**What the task asks**.
Look through the records that follow. Copy every line containing the word "Settings".

╭─ Extracted information

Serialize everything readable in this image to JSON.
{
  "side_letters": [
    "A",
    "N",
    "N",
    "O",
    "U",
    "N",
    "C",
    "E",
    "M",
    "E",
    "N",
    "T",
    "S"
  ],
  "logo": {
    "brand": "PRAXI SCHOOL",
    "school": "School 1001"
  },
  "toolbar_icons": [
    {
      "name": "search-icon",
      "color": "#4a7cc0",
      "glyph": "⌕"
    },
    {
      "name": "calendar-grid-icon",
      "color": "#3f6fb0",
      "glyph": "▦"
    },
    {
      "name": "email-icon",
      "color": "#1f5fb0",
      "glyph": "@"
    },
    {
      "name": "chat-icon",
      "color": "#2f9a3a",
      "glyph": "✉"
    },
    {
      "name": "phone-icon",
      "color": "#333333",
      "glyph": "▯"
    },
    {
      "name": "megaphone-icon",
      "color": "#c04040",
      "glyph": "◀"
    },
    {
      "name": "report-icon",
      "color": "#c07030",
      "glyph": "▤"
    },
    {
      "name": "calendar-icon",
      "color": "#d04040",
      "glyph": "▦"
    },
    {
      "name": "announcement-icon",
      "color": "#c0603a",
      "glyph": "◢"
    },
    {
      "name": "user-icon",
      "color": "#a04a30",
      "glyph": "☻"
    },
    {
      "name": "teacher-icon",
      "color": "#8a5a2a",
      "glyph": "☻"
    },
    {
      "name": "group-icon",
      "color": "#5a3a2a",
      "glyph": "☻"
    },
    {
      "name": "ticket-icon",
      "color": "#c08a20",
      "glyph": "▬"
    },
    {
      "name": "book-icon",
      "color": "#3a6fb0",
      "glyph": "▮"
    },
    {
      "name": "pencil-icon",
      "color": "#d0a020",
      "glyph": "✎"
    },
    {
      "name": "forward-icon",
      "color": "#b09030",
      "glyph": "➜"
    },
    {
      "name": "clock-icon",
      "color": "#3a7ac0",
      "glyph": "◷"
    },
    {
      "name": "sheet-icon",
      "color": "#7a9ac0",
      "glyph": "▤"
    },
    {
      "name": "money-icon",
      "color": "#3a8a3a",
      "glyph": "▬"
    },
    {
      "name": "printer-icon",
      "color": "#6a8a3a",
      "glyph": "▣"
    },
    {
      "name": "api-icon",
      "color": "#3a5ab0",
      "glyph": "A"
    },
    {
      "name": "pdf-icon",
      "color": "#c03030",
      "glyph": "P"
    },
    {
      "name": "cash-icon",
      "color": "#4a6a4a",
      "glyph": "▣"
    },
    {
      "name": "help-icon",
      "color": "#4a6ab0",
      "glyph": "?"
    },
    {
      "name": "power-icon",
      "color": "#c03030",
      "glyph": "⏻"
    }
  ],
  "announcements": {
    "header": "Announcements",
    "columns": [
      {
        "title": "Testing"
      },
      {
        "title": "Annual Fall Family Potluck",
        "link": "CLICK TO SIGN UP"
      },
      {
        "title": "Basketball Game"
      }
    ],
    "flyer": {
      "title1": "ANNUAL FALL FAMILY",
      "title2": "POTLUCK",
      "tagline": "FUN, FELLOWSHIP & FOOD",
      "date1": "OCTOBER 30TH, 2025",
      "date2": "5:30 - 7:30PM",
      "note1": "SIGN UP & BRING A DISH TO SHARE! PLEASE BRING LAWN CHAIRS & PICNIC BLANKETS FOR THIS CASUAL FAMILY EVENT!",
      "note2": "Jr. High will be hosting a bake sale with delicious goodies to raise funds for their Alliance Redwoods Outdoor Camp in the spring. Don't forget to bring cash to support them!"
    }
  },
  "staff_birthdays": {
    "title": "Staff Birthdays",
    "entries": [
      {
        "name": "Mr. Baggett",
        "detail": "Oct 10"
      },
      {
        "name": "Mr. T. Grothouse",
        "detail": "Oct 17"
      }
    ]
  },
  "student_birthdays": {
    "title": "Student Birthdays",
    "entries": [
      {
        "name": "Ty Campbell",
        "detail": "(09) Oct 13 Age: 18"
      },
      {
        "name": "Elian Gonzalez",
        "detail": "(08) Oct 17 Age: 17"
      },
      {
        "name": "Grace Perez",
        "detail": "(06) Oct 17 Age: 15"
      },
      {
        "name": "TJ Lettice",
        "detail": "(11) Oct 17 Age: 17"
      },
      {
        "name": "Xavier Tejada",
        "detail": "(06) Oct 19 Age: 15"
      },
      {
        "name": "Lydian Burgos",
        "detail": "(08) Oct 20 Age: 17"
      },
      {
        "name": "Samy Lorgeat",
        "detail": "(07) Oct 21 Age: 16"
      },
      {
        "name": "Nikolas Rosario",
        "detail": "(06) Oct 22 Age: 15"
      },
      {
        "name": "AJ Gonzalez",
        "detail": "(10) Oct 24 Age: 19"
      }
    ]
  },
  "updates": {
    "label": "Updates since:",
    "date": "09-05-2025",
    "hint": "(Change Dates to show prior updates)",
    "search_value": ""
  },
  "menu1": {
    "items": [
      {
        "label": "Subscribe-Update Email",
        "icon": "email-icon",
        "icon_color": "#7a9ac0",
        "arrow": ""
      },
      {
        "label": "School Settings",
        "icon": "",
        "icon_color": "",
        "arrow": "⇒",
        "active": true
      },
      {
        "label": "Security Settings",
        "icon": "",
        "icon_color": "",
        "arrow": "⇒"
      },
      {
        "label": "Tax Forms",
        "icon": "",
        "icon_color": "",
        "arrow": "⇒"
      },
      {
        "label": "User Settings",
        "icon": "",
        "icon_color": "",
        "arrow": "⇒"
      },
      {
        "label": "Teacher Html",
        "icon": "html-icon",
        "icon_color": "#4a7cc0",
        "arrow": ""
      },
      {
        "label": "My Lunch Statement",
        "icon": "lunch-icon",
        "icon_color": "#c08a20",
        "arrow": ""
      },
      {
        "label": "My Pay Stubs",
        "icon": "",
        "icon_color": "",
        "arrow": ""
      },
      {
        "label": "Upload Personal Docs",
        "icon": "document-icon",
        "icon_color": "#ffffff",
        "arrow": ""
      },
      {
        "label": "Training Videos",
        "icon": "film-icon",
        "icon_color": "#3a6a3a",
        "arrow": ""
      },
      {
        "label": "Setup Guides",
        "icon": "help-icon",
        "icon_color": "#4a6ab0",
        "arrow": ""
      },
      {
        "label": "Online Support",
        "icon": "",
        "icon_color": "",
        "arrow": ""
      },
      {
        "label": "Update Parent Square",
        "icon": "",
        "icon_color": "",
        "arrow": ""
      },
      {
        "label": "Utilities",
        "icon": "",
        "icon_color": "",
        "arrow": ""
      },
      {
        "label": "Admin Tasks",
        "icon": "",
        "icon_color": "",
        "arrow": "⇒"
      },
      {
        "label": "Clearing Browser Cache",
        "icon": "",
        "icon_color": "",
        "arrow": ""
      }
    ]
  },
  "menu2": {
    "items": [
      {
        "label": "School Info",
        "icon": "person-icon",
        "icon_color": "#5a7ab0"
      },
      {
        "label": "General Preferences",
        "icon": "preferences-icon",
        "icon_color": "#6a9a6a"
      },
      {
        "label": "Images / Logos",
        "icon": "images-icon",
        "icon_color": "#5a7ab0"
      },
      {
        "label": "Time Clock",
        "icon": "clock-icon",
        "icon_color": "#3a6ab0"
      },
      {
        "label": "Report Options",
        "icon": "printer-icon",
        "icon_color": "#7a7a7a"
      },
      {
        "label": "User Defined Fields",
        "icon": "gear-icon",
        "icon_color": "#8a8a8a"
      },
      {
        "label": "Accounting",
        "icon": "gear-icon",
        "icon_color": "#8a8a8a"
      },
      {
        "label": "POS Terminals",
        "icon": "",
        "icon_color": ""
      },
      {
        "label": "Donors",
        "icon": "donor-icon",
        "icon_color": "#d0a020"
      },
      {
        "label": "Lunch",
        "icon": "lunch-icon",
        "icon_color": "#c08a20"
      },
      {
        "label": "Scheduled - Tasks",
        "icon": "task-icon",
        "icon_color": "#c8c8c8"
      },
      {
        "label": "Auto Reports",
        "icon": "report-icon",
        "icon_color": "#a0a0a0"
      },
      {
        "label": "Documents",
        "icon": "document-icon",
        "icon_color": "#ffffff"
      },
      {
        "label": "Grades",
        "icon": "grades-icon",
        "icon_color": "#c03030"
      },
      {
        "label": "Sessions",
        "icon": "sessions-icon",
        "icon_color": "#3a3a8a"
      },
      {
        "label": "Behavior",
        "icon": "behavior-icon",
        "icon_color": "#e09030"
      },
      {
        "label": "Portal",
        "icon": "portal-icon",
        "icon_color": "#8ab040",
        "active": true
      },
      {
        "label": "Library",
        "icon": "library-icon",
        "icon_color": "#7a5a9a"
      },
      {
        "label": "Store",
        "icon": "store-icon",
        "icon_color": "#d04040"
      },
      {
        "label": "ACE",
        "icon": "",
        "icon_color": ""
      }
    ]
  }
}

╰─

**Task response**.
        "label": "School Settings",
        "label": "Security Settings",
        "label": "User Settings",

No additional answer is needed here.